Where a line holds "text", copy it.

[Stored data]
** Start **
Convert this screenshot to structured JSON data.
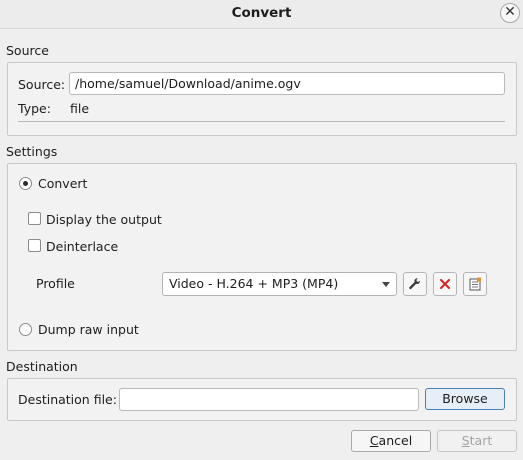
{
  "window": {
    "title": "Convert",
    "close_icon": "close-icon"
  },
  "source": {
    "section_label": "Source",
    "source_label": "Source:",
    "source_value": "/home/samuel/Download/anime.ogv",
    "type_label": "Type:",
    "type_value": "file"
  },
  "settings": {
    "section_label": "Settings",
    "convert_label": "Convert",
    "convert_selected": true,
    "display_output_label": "Display the output",
    "display_output_checked": false,
    "deinterlace_label": "Deinterlace",
    "deinterlace_checked": false,
    "profile_label": "Profile",
    "profile_value": "Video - H.264 + MP3 (MP4)",
    "profile_tools": [
      "wrench-icon",
      "delete-icon",
      "new-profile-icon"
    ],
    "dump_raw_label": "Dump raw input",
    "dump_raw_selected": false
  },
  "destination": {
    "section_label": "Destination",
    "file_label": "Destination file:",
    "file_value": "",
    "browse_label": "Browse"
  },
  "buttons": {
    "cancel_label": "Cancel",
    "start_label": "Start"
  },
  "colors": {
    "delete_red": "#d22b2b",
    "focus_blue": "#4a7fb8"
  }
}
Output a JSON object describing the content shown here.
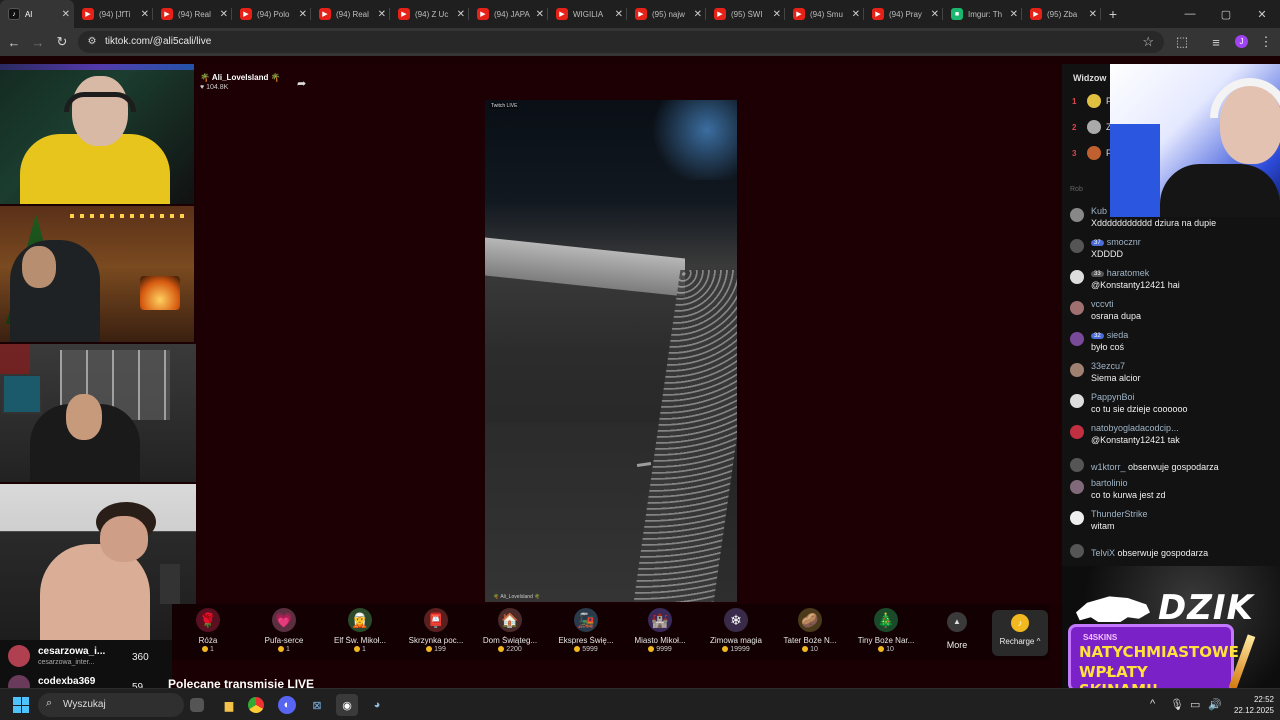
{
  "browser": {
    "tabs": [
      {
        "title": "Al",
        "fav": "tt",
        "icon": "tiktok-icon",
        "active": true
      },
      {
        "title": "(94) [JfTi",
        "fav": "yt",
        "icon": "youtube-icon"
      },
      {
        "title": "(94) Real",
        "fav": "yt",
        "icon": "youtube-icon"
      },
      {
        "title": "(94) Polo",
        "fav": "yt",
        "icon": "youtube-icon"
      },
      {
        "title": "(94) Real",
        "fav": "yt",
        "icon": "youtube-icon"
      },
      {
        "title": "(94) Z Uc",
        "fav": "yt",
        "icon": "youtube-icon"
      },
      {
        "title": "(94) JAPA",
        "fav": "yt",
        "icon": "youtube-icon"
      },
      {
        "title": "WIGILIA",
        "fav": "yt",
        "icon": "youtube-icon"
      },
      {
        "title": "(95) najw",
        "fav": "yt",
        "icon": "youtube-icon"
      },
      {
        "title": "(95) ŚWI",
        "fav": "yt",
        "icon": "youtube-icon"
      },
      {
        "title": "(94) Smu",
        "fav": "yt",
        "icon": "youtube-icon"
      },
      {
        "title": "(94) Pray",
        "fav": "yt",
        "icon": "youtube-icon"
      },
      {
        "title": "Imgur: Th",
        "fav": "im",
        "icon": "imgur-icon"
      },
      {
        "title": "(95) Zba",
        "fav": "yt",
        "icon": "youtube-icon"
      }
    ],
    "url": "tiktok.com/@ali5cali/live",
    "profile_initial": "J"
  },
  "stream": {
    "host_name": "🌴 Ali_LoveIsland 🌴",
    "likes": "104.8K",
    "video_tag": "Twitch LIVE",
    "video_watermark": "🌴 Ali_LoveIsland 🌴"
  },
  "viewers_panel": {
    "title": "Widzow",
    "top": [
      {
        "rank": "1",
        "name": "F",
        "color": "#e0c040"
      },
      {
        "rank": "2",
        "name": "Z",
        "color": "#aaaaaa"
      },
      {
        "rank": "3",
        "name": "P",
        "color": "#c06030"
      }
    ],
    "divider": "Rob"
  },
  "chat": [
    {
      "user": "Kub",
      "text": "Xddddddddddd dziura na dupie",
      "badge": "",
      "avatar": "#888888"
    },
    {
      "user": "smocznr",
      "text": "XDDDD",
      "badge": "37",
      "badge_color": "#4b6bd6",
      "avatar": "#555555"
    },
    {
      "user": "haratomek",
      "text": "@Konstanty12421 hai",
      "badge": "33",
      "badge_color": "#555555",
      "avatar": "#dddddd"
    },
    {
      "user": "vccvti",
      "text": "osrana dupa",
      "badge": "",
      "avatar": "#a07070"
    },
    {
      "user": "sieda",
      "text": "było coś",
      "badge": "32",
      "badge_color": "#4b6bd6",
      "avatar": "#7a4a9a"
    },
    {
      "user": "33ezcu7",
      "text": "Siema alcior",
      "badge": "",
      "avatar": "#a08070"
    },
    {
      "user": "PappynBoi",
      "text": "co tu sie dzieje coooooo",
      "badge": "",
      "avatar": "#dddddd"
    },
    {
      "user": "natobyogladacodcip...",
      "text": "@Konstanty12421 tak",
      "badge": "",
      "avatar": "#c03040"
    },
    {
      "user": "w1ktorr_",
      "text": "obserwuje gospodarza",
      "badge": "",
      "avatar": "#555555",
      "inline": true
    },
    {
      "user": "bartolinio",
      "text": "co to kurwa jest zd",
      "badge": "",
      "avatar": "#806a7a"
    },
    {
      "user": "ThunderStrike",
      "text": "witam",
      "badge": "",
      "avatar": "#eeeeee"
    },
    {
      "user": "TelviX",
      "text": "obserwuje gospodarza",
      "badge": "",
      "avatar": "#555555",
      "inline": true
    }
  ],
  "ad": {
    "logo": "DZIK",
    "brand": "S4SKINS",
    "line1": "NATYCHMIASTOWE",
    "line2": "WPŁATY SKINAMI!"
  },
  "gifts": [
    {
      "name": "Róża",
      "price": "1",
      "icon": "rose-icon",
      "glyph": "🌹",
      "bg": "#5a1020"
    },
    {
      "name": "Pufa-serce",
      "price": "1",
      "icon": "heart-pouf-icon",
      "glyph": "💗",
      "bg": "#5a3040"
    },
    {
      "name": "Elf Św. Mikoł...",
      "price": "1",
      "icon": "elf-icon",
      "glyph": "🧝",
      "bg": "#2a4a2a"
    },
    {
      "name": "Skrzynka poc...",
      "price": "199",
      "icon": "mailbox-icon",
      "glyph": "📮",
      "bg": "#5a2020"
    },
    {
      "name": "Dom Świąteg...",
      "price": "2200",
      "icon": "house-icon",
      "glyph": "🏠",
      "bg": "#4a2a2a"
    },
    {
      "name": "Ekspres Świę...",
      "price": "5999",
      "icon": "train-icon",
      "glyph": "🚂",
      "bg": "#2a3a4a"
    },
    {
      "name": "Miasto Mikoł...",
      "price": "9999",
      "icon": "town-icon",
      "glyph": "🏰",
      "bg": "#3a2a5a"
    },
    {
      "name": "Zimowa magia",
      "price": "19999",
      "icon": "winter-magic-icon",
      "glyph": "❄",
      "bg": "#3a2a4a"
    },
    {
      "name": "Tater Boże N...",
      "price": "10",
      "icon": "potato-icon",
      "glyph": "🥔",
      "bg": "#4a3a1a"
    },
    {
      "name": "Tiny Boże Nar...",
      "price": "10",
      "icon": "tiny-icon",
      "glyph": "🎄",
      "bg": "#1a4a2a"
    }
  ],
  "more_label": "More",
  "recharge_label": "Recharge ^",
  "suggested": [
    {
      "name": "cesarzowa_i...",
      "handle": "cesarzowa_inter...",
      "count": "360",
      "avatar": "#b04050"
    },
    {
      "name": "codexba369",
      "handle": "",
      "count": "59",
      "avatar": "#6a3a5a"
    }
  ],
  "recommended_title": "Polecane transmisje LIVE",
  "taskbar": {
    "search_placeholder": "Wyszukaj",
    "time": "22:52",
    "date": "22.12.2025"
  }
}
** End **
(SOLUTION FOR THIS PROBLEM)
      "text": "Xddddddddddd dziura na dupie",
      "text": "XDDDD",
      "text": "@Konstanty12421 hai",
      "text": "osrana dupa",
      "text": "było coś",
      "text": "Siema alcior",
      "text": "co tu sie dzieje coooooo",
      "text": "@Konstanty12421 tak",
      "text": "obserwuje gospodarza",
      "text": "co to kurwa jest zd",
      "text": "witam",
      "text": "obserwuje gospodarza",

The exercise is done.